— START —
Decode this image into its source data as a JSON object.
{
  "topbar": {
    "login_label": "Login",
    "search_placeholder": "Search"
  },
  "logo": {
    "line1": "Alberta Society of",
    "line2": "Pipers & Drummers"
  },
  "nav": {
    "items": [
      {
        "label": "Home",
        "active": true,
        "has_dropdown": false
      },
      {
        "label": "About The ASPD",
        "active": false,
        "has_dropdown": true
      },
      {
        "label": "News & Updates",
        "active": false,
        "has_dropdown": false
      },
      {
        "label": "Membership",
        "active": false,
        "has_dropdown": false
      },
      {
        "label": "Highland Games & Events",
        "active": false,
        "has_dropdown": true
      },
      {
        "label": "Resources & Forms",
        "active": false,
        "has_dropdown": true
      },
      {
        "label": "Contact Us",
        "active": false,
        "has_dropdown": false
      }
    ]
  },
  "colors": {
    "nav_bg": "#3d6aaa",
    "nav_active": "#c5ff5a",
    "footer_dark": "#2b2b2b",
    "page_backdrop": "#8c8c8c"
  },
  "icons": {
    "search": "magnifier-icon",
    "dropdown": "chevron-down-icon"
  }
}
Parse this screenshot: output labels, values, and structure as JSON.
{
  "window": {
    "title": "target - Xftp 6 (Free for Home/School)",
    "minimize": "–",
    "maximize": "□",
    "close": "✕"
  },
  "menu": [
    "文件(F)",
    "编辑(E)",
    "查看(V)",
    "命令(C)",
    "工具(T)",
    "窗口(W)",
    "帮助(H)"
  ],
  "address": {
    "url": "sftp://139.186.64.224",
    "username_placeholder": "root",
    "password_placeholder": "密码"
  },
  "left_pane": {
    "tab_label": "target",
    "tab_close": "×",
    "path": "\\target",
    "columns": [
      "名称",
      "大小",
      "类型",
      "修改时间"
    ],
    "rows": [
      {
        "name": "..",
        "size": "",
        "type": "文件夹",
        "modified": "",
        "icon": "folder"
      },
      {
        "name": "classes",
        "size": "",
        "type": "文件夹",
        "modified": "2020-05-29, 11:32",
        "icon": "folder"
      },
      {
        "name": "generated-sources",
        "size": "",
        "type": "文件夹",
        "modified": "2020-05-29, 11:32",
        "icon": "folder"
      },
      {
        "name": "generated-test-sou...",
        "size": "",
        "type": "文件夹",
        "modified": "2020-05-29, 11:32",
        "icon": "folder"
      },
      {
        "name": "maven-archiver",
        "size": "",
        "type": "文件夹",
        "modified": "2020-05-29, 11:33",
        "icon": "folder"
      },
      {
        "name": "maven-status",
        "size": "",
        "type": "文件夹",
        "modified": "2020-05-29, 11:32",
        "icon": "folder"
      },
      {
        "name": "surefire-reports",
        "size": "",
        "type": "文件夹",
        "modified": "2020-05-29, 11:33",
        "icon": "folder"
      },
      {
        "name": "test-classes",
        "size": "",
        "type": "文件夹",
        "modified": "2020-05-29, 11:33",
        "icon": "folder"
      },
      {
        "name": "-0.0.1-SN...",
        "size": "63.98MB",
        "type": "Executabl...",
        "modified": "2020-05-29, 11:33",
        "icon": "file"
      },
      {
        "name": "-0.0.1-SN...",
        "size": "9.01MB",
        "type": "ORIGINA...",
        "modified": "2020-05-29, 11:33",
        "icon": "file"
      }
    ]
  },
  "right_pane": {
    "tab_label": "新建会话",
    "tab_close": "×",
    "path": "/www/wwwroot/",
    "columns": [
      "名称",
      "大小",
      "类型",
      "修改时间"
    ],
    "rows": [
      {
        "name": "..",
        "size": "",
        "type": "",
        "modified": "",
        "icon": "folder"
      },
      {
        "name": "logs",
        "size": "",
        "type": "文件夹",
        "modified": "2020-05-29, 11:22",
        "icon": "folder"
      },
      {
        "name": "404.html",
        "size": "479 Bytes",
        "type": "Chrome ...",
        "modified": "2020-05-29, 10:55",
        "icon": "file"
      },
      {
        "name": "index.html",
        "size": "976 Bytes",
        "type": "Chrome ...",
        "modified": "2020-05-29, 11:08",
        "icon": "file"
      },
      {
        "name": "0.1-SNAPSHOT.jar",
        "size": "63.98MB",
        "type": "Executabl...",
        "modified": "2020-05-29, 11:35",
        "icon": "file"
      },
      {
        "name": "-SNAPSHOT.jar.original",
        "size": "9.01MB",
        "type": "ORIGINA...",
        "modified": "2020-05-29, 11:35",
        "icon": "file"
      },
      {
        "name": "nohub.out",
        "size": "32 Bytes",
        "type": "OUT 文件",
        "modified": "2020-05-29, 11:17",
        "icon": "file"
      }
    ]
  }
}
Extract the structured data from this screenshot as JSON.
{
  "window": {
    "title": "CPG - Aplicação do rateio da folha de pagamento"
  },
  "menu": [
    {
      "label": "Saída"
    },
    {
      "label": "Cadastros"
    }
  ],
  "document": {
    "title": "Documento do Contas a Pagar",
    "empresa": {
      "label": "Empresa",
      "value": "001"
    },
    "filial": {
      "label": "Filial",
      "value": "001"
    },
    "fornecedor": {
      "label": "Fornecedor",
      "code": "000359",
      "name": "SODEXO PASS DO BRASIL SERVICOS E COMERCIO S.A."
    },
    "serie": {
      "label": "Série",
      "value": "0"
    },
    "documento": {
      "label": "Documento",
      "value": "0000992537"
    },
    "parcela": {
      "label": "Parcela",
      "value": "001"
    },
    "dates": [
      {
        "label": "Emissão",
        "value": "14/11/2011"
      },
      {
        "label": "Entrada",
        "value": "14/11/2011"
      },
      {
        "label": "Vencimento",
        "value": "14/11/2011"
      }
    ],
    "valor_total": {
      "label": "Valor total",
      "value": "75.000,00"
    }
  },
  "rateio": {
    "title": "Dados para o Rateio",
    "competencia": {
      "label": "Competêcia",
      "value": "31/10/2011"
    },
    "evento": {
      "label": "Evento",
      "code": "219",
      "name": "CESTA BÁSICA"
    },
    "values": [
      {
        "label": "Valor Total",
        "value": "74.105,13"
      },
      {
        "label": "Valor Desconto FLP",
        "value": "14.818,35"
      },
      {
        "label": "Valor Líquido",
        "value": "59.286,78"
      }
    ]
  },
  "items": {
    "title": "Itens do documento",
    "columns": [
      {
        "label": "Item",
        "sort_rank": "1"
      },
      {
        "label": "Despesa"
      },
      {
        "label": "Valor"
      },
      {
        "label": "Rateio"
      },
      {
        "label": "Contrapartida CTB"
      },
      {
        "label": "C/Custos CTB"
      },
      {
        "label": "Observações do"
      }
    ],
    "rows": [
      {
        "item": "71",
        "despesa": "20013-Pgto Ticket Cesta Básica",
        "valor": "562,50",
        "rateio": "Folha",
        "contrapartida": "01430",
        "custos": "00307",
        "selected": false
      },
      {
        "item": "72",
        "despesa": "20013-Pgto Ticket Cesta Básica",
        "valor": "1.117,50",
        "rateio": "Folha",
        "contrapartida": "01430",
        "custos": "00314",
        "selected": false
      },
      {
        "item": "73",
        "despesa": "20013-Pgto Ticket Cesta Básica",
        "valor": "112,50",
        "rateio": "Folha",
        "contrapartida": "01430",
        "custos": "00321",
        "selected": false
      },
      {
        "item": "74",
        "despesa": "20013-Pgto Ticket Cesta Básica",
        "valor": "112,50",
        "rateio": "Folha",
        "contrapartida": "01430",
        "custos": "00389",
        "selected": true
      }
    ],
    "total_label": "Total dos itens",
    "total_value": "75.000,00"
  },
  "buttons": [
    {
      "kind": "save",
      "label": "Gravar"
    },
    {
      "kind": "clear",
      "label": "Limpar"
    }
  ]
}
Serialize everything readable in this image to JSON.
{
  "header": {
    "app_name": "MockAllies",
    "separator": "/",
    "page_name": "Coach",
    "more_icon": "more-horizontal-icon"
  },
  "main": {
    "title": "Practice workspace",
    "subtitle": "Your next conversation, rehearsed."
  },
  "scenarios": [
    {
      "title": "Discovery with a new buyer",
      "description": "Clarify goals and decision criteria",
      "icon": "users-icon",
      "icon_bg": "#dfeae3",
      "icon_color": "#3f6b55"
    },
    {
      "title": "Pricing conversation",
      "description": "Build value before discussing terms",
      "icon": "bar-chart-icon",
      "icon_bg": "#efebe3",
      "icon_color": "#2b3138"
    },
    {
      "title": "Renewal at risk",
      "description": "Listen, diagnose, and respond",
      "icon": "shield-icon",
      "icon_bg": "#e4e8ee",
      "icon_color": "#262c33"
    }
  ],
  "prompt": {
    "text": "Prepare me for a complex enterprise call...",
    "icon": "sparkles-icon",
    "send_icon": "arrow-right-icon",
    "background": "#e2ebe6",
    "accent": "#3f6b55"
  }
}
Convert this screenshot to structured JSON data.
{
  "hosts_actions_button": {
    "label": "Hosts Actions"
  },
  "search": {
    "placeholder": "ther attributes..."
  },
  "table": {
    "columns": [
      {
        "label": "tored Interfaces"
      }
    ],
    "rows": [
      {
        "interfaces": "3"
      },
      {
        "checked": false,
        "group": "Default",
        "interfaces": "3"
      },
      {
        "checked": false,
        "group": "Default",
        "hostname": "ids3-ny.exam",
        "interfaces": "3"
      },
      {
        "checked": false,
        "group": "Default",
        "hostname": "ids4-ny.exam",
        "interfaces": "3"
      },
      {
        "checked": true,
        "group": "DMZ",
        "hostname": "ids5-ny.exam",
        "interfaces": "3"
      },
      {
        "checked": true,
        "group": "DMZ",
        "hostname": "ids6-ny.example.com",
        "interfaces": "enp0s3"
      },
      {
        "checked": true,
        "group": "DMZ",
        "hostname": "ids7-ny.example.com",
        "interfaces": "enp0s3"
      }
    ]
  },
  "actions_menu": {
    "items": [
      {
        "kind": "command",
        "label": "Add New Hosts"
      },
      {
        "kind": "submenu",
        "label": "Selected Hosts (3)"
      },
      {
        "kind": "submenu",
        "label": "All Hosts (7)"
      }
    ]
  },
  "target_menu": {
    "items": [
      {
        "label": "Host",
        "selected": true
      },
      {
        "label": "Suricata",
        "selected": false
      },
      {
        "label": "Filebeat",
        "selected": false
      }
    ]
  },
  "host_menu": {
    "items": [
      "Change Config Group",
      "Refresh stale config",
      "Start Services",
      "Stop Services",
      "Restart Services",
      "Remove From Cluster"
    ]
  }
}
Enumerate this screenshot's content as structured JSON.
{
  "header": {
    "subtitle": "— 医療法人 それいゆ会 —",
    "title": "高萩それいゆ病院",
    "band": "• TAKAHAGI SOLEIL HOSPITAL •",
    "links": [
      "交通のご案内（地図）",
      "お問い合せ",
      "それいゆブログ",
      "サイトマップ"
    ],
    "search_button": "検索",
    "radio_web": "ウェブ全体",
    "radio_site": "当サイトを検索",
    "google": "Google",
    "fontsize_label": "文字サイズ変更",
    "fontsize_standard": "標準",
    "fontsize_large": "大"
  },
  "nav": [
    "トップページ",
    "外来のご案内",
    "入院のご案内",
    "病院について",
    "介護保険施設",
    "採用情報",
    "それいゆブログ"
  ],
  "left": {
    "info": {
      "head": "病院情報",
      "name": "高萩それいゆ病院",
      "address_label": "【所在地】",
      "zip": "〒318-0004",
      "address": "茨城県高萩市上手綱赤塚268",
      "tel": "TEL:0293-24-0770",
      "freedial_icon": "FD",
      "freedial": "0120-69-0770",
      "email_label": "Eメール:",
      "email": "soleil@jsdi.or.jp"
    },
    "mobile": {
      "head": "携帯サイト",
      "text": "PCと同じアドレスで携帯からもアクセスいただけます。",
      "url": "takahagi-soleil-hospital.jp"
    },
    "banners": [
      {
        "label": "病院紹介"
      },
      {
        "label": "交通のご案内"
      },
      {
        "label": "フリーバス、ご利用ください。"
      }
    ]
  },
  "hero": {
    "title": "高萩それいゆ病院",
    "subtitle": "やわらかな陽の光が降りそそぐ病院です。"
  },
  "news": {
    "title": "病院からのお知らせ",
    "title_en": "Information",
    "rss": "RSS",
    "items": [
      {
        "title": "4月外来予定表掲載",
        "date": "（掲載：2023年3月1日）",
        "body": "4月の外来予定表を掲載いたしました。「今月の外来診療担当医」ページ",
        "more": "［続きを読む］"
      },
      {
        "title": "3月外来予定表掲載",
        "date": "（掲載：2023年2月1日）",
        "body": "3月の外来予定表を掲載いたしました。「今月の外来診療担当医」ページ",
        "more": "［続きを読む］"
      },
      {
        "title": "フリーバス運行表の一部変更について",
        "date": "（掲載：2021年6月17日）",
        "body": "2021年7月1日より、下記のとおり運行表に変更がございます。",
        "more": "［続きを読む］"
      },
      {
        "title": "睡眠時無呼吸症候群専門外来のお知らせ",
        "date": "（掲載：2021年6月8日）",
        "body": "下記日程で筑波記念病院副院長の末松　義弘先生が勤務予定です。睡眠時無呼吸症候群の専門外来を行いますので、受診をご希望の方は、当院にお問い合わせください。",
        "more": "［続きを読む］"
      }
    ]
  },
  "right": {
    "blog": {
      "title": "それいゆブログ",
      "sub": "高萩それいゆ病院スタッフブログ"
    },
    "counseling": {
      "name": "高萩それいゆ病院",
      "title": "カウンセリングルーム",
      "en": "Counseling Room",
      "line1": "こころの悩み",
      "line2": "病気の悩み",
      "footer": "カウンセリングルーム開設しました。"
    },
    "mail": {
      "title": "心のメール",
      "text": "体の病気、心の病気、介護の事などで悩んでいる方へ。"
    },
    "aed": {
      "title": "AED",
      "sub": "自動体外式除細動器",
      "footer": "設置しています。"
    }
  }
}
— END —
Check every line in the material above for the string "text", then give only the number of lines that have it.

3